[Records shown]
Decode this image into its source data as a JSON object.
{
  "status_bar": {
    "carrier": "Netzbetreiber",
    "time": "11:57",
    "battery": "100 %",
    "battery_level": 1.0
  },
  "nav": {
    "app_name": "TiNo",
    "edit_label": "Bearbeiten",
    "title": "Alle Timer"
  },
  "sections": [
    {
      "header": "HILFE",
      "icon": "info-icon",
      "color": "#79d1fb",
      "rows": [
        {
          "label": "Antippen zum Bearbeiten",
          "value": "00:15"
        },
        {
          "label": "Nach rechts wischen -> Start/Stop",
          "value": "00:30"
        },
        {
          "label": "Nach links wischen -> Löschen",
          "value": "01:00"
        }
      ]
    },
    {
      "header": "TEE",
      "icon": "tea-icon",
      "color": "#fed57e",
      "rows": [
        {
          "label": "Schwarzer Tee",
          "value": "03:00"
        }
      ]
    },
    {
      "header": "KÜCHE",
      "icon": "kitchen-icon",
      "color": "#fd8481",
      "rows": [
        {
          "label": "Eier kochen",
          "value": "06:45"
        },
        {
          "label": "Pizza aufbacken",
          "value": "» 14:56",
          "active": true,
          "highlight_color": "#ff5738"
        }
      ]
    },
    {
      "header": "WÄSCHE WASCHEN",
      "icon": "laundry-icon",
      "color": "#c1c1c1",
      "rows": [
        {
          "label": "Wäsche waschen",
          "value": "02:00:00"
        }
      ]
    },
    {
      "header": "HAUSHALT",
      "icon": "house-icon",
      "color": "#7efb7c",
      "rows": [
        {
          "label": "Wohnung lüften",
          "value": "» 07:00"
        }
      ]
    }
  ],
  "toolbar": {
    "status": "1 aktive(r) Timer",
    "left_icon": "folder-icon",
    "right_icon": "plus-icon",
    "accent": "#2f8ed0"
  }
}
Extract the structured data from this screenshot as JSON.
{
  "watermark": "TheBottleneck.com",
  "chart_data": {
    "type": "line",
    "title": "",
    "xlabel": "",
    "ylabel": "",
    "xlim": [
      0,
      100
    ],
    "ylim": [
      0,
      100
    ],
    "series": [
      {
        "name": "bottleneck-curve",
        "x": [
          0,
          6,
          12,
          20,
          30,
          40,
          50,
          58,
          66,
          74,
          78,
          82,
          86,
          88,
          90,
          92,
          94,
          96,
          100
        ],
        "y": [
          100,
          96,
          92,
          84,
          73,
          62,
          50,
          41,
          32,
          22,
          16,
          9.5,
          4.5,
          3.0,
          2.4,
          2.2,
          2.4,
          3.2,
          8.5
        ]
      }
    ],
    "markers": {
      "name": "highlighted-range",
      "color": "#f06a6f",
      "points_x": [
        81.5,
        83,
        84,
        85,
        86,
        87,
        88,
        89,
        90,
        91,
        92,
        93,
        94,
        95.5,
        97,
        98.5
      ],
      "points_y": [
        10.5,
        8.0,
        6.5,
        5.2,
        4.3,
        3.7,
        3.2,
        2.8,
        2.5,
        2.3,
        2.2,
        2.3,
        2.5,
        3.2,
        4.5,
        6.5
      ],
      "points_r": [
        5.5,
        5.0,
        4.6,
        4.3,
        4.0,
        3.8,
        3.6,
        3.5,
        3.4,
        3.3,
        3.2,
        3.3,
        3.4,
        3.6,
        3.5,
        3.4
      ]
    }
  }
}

[Task directions] All of the lines above must be returned exactly.

[Task answer]
Decode this image into its source data as a JSON object.
{
  "status_bar": {
    "carrier": "Netzbetreiber",
    "time": "11:57",
    "battery": "100 %",
    "battery_level": 1.0
  },
  "nav": {
    "app_name": "TiNo",
    "edit_label": "Bearbeiten",
    "title": "Alle Timer"
  },
  "sections": [
    {
      "header": "HILFE",
      "icon": "info-icon",
      "color": "#79d1fb",
      "rows": [
        {
          "label": "Antippen zum Bearbeiten",
          "value": "00:15"
        },
        {
          "label": "Nach rechts wischen -> Start/Stop",
          "value": "00:30"
        },
        {
          "label": "Nach links wischen -> Löschen",
          "value": "01:00"
        }
      ]
    },
    {
      "header": "TEE",
      "icon": "tea-icon",
      "color": "#fed57e",
      "rows": [
        {
          "label": "Schwarzer Tee",
          "value": "03:00"
        }
      ]
    },
    {
      "header": "KÜCHE",
      "icon": "kitchen-icon",
      "color": "#fd8481",
      "rows": [
        {
          "label": "Eier kochen",
          "value": "06:45"
        },
        {
          "label": "Pizza aufbacken",
          "value": "» 14:56",
          "active": true,
          "highlight_color": "#ff5738"
        }
      ]
    },
    {
      "header": "WÄSCHE WASCHEN",
      "icon": "laundry-icon",
      "color": "#c1c1c1",
      "rows": [
        {
          "label": "Wäsche waschen",
          "value": "02:00:00"
        }
      ]
    },
    {
      "header": "HAUSHALT",
      "icon": "house-icon",
      "color": "#7efb7c",
      "rows": [
        {
          "label": "Wohnung lüften",
          "value": "» 07:00"
        }
      ]
    }
  ],
  "toolbar": {
    "status": "1 aktive(r) Timer",
    "left_icon": "folder-icon",
    "right_icon": "plus-icon",
    "accent": "#2f8ed0"
  }
}
Extract the structured data from this screenshot as JSON.
{
  "watermark": "TheBottleneck.com",
  "chart_data": {
    "type": "line",
    "title": "",
    "xlabel": "",
    "ylabel": "",
    "xlim": [
      0,
      100
    ],
    "ylim": [
      0,
      100
    ],
    "series": [
      {
        "name": "bottleneck-curve",
        "x": [
          0,
          6,
          12,
          20,
          30,
          40,
          50,
          58,
          66,
          74,
          78,
          82,
          86,
          88,
          90,
          92,
          94,
          96,
          100
        ],
        "y": [
          100,
          96,
          92,
          84,
          73,
          62,
          50,
          41,
          32,
          22,
          16,
          9.5,
          4.5,
          3.0,
          2.4,
          2.2,
          2.4,
          3.2,
          8.5
        ]
      }
    ],
    "markers": {
      "name": "highlighted-range",
      "color": "#f06a6f",
      "points_x": [
        81.5,
        83,
        84,
        85,
        86,
        87,
        88,
        89,
        90,
        91,
        92,
        93,
        94,
        95.5,
        97,
        98.5
      ],
      "points_y": [
        10.5,
        8.0,
        6.5,
        5.2,
        4.3,
        3.7,
        3.2,
        2.8,
        2.5,
        2.3,
        2.2,
        2.3,
        2.5,
        3.2,
        4.5,
        6.5
      ],
      "points_r": [
        5.5,
        5.0,
        4.6,
        4.3,
        4.0,
        3.8,
        3.6,
        3.5,
        3.4,
        3.3,
        3.2,
        3.3,
        3.4,
        3.6,
        3.5,
        3.4
      ]
    }
  }
}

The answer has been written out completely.